#### WORK TO BE COMPLETED:
Copy out each line below exactly as it appears.

#### STORED ROWS:
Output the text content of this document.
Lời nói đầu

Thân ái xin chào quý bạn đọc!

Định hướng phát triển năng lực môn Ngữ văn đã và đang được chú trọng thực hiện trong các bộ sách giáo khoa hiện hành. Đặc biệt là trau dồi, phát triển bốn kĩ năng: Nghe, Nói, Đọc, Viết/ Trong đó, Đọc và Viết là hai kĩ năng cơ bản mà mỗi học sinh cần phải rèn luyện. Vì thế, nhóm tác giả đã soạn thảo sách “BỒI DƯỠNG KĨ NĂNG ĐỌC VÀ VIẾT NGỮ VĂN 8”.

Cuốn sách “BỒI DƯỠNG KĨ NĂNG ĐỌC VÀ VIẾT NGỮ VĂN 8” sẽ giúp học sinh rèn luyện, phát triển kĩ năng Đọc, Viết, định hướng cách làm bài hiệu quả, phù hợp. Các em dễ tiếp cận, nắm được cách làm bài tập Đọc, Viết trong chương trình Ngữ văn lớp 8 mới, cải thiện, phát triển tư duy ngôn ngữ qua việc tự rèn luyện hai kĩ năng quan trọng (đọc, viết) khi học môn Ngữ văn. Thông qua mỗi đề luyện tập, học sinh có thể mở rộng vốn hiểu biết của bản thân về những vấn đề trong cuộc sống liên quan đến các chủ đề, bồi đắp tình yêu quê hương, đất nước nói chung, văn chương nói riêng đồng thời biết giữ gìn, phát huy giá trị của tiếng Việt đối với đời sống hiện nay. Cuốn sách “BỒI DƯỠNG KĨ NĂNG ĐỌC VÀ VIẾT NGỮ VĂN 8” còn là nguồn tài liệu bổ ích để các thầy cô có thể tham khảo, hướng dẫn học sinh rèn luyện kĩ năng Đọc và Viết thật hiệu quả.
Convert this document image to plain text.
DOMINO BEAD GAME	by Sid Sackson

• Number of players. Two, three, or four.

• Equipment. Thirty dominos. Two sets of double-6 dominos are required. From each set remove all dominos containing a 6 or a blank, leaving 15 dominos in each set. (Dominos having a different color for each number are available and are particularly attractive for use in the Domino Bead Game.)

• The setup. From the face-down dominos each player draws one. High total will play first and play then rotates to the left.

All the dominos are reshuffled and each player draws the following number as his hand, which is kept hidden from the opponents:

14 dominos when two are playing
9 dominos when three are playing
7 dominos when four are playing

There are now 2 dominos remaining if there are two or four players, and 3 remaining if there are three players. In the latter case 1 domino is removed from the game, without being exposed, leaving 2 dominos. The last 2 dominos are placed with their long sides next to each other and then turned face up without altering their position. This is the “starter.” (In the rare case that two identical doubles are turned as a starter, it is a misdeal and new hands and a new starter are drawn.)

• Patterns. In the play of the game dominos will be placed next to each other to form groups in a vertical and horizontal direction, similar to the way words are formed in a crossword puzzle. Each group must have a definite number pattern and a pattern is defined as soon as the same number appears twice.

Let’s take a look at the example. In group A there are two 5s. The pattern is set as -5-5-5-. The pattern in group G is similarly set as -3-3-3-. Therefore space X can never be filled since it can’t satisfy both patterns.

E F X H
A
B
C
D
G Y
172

#### SOLUTION FOR THIS PROBLEM:
Output the text content of this document.
Lời nói đầu

Thân ái xin chào quý bạn đọc!

Định hướng phát triển năng lực môn Ngữ văn đã và đang được chú trọng thực hiện trong các bộ sách giáo khoa hiện hành. Đặc biệt là trau dồi, phát triển bốn kĩ năng: Nghe, Nói, Đọc, Viết/ Trong đó, Đọc và Viết là hai kĩ năng cơ bản mà mỗi học sinh cần phải rèn luyện. Vì thế, nhóm tác giả đã soạn thảo sách “BỒI DƯỠNG KĨ NĂNG ĐỌC VÀ VIẾT NGỮ VĂN 8”.

Cuốn sách “BỒI DƯỠNG KĨ NĂNG ĐỌC VÀ VIẾT NGỮ VĂN 8” sẽ giúp học sinh rèn luyện, phát triển kĩ năng Đọc, Viết, định hướng cách làm bài hiệu quả, phù hợp. Các em dễ tiếp cận, nắm được cách làm bài tập Đọc, Viết trong chương trình Ngữ văn lớp 8 mới, cải thiện, phát triển tư duy ngôn ngữ qua việc tự rèn luyện hai kĩ năng quan trọng (đọc, viết) khi học môn Ngữ văn. Thông qua mỗi đề luyện tập, học sinh có thể mở rộng vốn hiểu biết của bản thân về những vấn đề trong cuộc sống liên quan đến các chủ đề, bồi đắp tình yêu quê hương, đất nước nói chung, văn chương nói riêng đồng thời biết giữ gìn, phát huy giá trị của tiếng Việt đối với đời sống hiện nay. Cuốn sách “BỒI DƯỠNG KĨ NĂNG ĐỌC VÀ VIẾT NGỮ VĂN 8” còn là nguồn tài liệu bổ ích để các thầy cô có thể tham khảo, hướng dẫn học sinh rèn luyện kĩ năng Đọc và Viết thật hiệu quả.
Convert this document image to plain text.
DOMINO BEAD GAME	by Sid Sackson

• Number of players. Two, three, or four.

• Equipment. Thirty dominos. Two sets of double-6 dominos are required. From each set remove all dominos containing a 6 or a blank, leaving 15 dominos in each set. (Dominos having a different color for each number are available and are particularly attractive for use in the Domino Bead Game.)

• The setup. From the face-down dominos each player draws one. High total will play first and play then rotates to the left.

All the dominos are reshuffled and each player draws the following number as his hand, which is kept hidden from the opponents:

14 dominos when two are playing
9 dominos when three are playing
7 dominos when four are playing

There are now 2 dominos remaining if there are two or four players, and 3 remaining if there are three players. In the latter case 1 domino is removed from the game, without being exposed, leaving 2 dominos. The last 2 dominos are placed with their long sides next to each other and then turned face up without altering their position. This is the “starter.” (In the rare case that two identical doubles are turned as a starter, it is a misdeal and new hands and a new starter are drawn.)

• Patterns. In the play of the game dominos will be placed next to each other to form groups in a vertical and horizontal direction, similar to the way words are formed in a crossword puzzle. Each group must have a definite number pattern and a pattern is defined as soon as the same number appears twice.

Let’s take a look at the example. In group A there are two 5s. The pattern is set as -5-5-5-. The pattern in group G is similarly set as -3-3-3-. Therefore space X can never be filled since it can’t satisfy both patterns.

E F X H
A
B
C
D
G Y
172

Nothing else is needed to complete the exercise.